--- start ---

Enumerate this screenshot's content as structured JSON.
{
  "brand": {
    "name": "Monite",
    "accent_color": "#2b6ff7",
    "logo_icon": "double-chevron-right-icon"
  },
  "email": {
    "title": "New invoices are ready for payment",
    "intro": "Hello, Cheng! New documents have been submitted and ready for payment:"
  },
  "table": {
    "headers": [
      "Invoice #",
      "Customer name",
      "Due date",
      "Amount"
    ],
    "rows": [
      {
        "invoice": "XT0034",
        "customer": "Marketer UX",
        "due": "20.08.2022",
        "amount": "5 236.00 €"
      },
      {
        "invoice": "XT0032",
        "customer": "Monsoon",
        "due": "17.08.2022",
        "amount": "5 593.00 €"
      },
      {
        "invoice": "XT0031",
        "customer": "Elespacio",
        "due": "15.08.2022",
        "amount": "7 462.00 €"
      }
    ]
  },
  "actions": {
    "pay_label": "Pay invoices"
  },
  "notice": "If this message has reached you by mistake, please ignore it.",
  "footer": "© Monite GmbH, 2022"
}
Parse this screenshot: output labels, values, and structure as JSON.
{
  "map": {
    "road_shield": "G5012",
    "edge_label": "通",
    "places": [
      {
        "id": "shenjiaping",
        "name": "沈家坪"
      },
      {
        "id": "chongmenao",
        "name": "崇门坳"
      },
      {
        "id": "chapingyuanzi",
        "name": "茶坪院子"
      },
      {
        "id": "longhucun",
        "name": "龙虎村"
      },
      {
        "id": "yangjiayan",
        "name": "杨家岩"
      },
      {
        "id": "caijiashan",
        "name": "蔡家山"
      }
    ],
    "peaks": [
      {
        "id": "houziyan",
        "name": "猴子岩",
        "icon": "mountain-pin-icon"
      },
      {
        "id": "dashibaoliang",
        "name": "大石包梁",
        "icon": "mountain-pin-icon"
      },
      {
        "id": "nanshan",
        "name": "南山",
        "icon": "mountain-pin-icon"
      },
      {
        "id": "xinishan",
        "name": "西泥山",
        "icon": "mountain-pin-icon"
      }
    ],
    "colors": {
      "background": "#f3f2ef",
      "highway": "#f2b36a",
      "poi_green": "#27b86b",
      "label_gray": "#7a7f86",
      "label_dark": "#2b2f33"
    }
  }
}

--- end ---
--- start ---

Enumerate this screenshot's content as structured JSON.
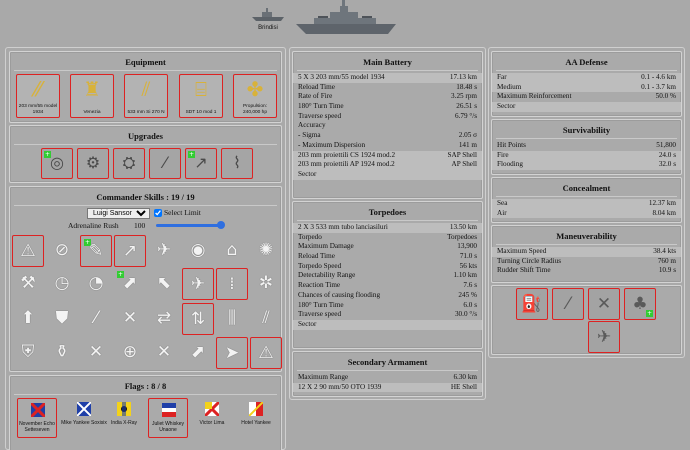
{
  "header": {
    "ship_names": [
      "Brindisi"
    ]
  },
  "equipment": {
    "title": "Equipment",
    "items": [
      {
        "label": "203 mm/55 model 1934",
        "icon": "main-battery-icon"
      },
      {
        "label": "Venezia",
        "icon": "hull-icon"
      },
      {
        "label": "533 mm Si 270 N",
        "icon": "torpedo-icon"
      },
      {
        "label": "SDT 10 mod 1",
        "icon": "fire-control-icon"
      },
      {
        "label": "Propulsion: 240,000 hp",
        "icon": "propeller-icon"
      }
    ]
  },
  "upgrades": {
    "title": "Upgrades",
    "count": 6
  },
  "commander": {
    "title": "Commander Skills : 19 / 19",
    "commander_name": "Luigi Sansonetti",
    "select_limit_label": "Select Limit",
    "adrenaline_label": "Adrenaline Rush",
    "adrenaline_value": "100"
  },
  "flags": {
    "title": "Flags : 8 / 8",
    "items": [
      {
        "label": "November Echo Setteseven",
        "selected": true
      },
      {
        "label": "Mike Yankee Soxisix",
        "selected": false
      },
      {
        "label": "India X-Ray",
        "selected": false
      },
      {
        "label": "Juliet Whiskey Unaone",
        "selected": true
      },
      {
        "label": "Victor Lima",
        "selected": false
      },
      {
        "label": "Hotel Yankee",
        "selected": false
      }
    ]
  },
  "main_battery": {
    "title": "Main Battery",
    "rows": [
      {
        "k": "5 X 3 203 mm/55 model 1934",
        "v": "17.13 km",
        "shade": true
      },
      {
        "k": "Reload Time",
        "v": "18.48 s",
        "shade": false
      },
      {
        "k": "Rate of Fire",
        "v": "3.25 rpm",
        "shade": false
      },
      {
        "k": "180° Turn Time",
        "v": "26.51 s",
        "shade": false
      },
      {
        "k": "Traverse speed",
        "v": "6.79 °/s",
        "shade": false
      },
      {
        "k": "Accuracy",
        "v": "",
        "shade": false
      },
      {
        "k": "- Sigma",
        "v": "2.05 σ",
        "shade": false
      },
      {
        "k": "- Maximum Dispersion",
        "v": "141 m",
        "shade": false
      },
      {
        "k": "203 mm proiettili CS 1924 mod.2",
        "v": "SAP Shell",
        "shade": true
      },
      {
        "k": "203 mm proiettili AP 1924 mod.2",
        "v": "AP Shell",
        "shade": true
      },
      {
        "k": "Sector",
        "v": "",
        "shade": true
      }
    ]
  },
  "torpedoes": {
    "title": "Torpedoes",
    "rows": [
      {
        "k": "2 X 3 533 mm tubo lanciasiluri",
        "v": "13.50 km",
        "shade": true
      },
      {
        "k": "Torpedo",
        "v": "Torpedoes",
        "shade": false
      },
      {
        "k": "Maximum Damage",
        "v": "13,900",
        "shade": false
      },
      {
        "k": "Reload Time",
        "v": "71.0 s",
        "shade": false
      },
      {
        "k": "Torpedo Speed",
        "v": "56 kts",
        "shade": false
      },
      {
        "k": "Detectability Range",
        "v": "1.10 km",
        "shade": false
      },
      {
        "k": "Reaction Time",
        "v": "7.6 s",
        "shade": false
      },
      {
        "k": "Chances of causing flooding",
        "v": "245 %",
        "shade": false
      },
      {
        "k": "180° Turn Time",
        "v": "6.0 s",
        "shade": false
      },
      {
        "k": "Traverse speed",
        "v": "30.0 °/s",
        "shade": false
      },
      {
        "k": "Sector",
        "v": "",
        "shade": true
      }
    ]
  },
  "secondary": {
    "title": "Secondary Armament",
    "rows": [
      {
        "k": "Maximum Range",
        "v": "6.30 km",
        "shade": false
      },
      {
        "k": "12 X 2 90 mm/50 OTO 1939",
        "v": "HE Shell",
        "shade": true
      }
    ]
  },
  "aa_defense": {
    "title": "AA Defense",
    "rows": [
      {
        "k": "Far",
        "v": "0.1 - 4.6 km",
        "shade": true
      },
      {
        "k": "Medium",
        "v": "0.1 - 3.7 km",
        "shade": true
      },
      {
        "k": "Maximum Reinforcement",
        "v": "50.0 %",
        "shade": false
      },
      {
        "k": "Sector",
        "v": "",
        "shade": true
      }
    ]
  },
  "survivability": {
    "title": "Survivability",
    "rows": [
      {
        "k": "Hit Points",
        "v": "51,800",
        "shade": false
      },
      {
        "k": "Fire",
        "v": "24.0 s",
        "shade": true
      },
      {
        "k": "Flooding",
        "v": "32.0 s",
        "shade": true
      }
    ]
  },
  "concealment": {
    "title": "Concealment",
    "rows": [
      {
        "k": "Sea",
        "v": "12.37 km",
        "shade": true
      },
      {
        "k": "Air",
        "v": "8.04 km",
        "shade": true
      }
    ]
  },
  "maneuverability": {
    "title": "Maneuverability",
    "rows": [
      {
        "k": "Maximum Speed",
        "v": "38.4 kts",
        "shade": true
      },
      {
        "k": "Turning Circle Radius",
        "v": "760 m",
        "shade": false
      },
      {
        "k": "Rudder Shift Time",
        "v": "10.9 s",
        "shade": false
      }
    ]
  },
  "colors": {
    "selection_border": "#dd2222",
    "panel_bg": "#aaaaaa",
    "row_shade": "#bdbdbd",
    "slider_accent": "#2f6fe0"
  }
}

--- end ---

* WORK TO COMPLETE:
Scan the material above. Copy each line that holds the word "ready".

* SOLUTION TO THIS TASK:
    "title": "New invoices are ready for payment",
    "intro": "Hello, Cheng! New documents have been submitted and ready for payment:"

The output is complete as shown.